● **Exercise aim**: Print the entire listing. Each line must match the original exactly.

Dataset items:
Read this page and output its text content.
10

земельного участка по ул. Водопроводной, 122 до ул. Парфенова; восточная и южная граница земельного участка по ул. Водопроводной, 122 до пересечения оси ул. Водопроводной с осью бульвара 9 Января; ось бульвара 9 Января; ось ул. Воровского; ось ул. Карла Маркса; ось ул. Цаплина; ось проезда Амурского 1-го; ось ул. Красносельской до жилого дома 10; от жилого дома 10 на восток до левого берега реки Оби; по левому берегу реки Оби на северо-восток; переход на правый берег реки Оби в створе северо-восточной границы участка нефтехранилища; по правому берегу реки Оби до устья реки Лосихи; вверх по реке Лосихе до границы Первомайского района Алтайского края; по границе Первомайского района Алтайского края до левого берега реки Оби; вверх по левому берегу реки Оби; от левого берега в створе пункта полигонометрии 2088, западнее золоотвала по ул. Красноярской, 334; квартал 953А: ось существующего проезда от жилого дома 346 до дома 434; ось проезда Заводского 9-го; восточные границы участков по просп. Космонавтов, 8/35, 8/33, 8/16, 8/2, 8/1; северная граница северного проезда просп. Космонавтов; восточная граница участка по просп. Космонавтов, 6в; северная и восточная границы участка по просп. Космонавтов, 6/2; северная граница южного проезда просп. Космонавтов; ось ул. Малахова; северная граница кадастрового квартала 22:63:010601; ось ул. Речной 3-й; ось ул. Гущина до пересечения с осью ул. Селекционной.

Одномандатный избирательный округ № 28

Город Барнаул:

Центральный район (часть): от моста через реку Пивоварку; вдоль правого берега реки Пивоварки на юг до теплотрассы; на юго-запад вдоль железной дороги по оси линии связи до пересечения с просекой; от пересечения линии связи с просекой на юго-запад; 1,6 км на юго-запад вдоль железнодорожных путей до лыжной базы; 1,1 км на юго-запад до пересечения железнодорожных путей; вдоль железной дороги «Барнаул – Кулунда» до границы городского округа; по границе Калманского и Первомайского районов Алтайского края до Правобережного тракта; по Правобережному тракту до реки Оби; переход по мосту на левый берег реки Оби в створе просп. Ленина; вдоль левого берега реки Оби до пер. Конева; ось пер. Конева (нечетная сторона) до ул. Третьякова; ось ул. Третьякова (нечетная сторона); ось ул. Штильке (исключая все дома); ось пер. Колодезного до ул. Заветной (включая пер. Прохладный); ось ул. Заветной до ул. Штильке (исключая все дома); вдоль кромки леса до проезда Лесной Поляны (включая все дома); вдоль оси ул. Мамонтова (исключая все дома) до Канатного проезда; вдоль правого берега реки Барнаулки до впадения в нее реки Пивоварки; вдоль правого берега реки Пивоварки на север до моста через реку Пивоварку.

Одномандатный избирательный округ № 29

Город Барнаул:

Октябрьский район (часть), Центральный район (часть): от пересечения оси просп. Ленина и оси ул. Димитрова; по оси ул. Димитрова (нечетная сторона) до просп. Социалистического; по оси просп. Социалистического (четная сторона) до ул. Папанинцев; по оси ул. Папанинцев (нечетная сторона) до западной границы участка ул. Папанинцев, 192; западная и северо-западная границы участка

● **Exercise answer**:
Read this page and output its text content.
10

земельного участка по ул. Водопроводной, 122 до ул. Парфенова; восточная и южная граница земельного участка по ул. Водопроводной, 122 до пересечения оси ул. Водопроводной с осью бульвара 9 Января; ось бульвара 9 Января; ось ул. Воровского; ось ул. Карла Маркса; ось ул. Цаплина; ось проезда Амурского 1-го; ось ул. Красносельской до жилого дома 10; от жилого дома 10 на восток до левого берега реки Оби; по левому берегу реки Оби на северо-восток; переход на правый берег реки Оби в створе северо-восточной границы участка нефтехранилища; по правому берегу реки Оби до устья реки Лосихи; вверх по реке Лосихе до границы Первомайского района Алтайского края; по границе Первомайского района Алтайского края до левого берега реки Оби; вверх по левому берегу реки Оби; от левого берега в створе пункта полигонометрии 2088, западнее золоотвала по ул. Красноярской, 334; квартал 953А: ось существующего проезда от жилого дома 346 до дома 434; ось проезда Заводского 9-го; восточные границы участков по просп. Космонавтов, 8/35, 8/33, 8/16, 8/2, 8/1; северная граница северного проезда просп. Космонавтов; восточная граница участка по просп. Космонавтов, 6в; северная и восточная границы участка по просп. Космонавтов, 6/2; северная граница южного проезда просп. Космонавтов; ось ул. Малахова; северная граница кадастрового квартала 22:63:010601; ось ул. Речной 3-й; ось ул. Гущина до пересечения с осью ул. Селекционной.

Одномандатный избирательный округ № 28

Город Барнаул:

Центральный район (часть): от моста через реку Пивоварку; вдоль правого берега реки Пивоварки на юг до теплотрассы; на юго-запад вдоль железной дороги по оси линии связи до пересечения с просекой; от пересечения линии связи с просекой на юго-запад; 1,6 км на юго-запад вдоль железнодорожных путей до лыжной базы; 1,1 км на юго-запад до пересечения железнодорожных путей; вдоль железной дороги «Барнаул – Кулунда» до границы городского округа; по границе Калманского и Первомайского районов Алтайского края до Правобережного тракта; по Правобережному тракту до реки Оби; переход по мосту на левый берег реки Оби в створе просп. Ленина; вдоль левого берега реки Оби до пер. Конева; ось пер. Конева (нечетная сторона) до ул. Третьякова; ось ул. Третьякова (нечетная сторона); ось ул. Штильке (исключая все дома); ось пер. Колодезного до ул. Заветной (включая пер. Прохладный); ось ул. Заветной до ул. Штильке (исключая все дома); вдоль кромки леса до проезда Лесной Поляны (включая все дома); вдоль оси ул. Мамонтова (исключая все дома) до Канатного проезда; вдоль правого берега реки Барнаулки до впадения в нее реки Пивоварки; вдоль правого берега реки Пивоварки на север до моста через реку Пивоварку.

Одномандатный избирательный округ № 29

Город Барнаул:

Октябрьский район (часть), Центральный район (часть): от пересечения оси просп. Ленина и оси ул. Димитрова; по оси ул. Димитрова (нечетная сторона) до просп. Социалистического; по оси просп. Социалистического (четная сторона) до ул. Папанинцев; по оси ул. Папанинцев (нечетная сторона) до западной границы участка ул. Папанинцев, 192; западная и северо-западная границы участка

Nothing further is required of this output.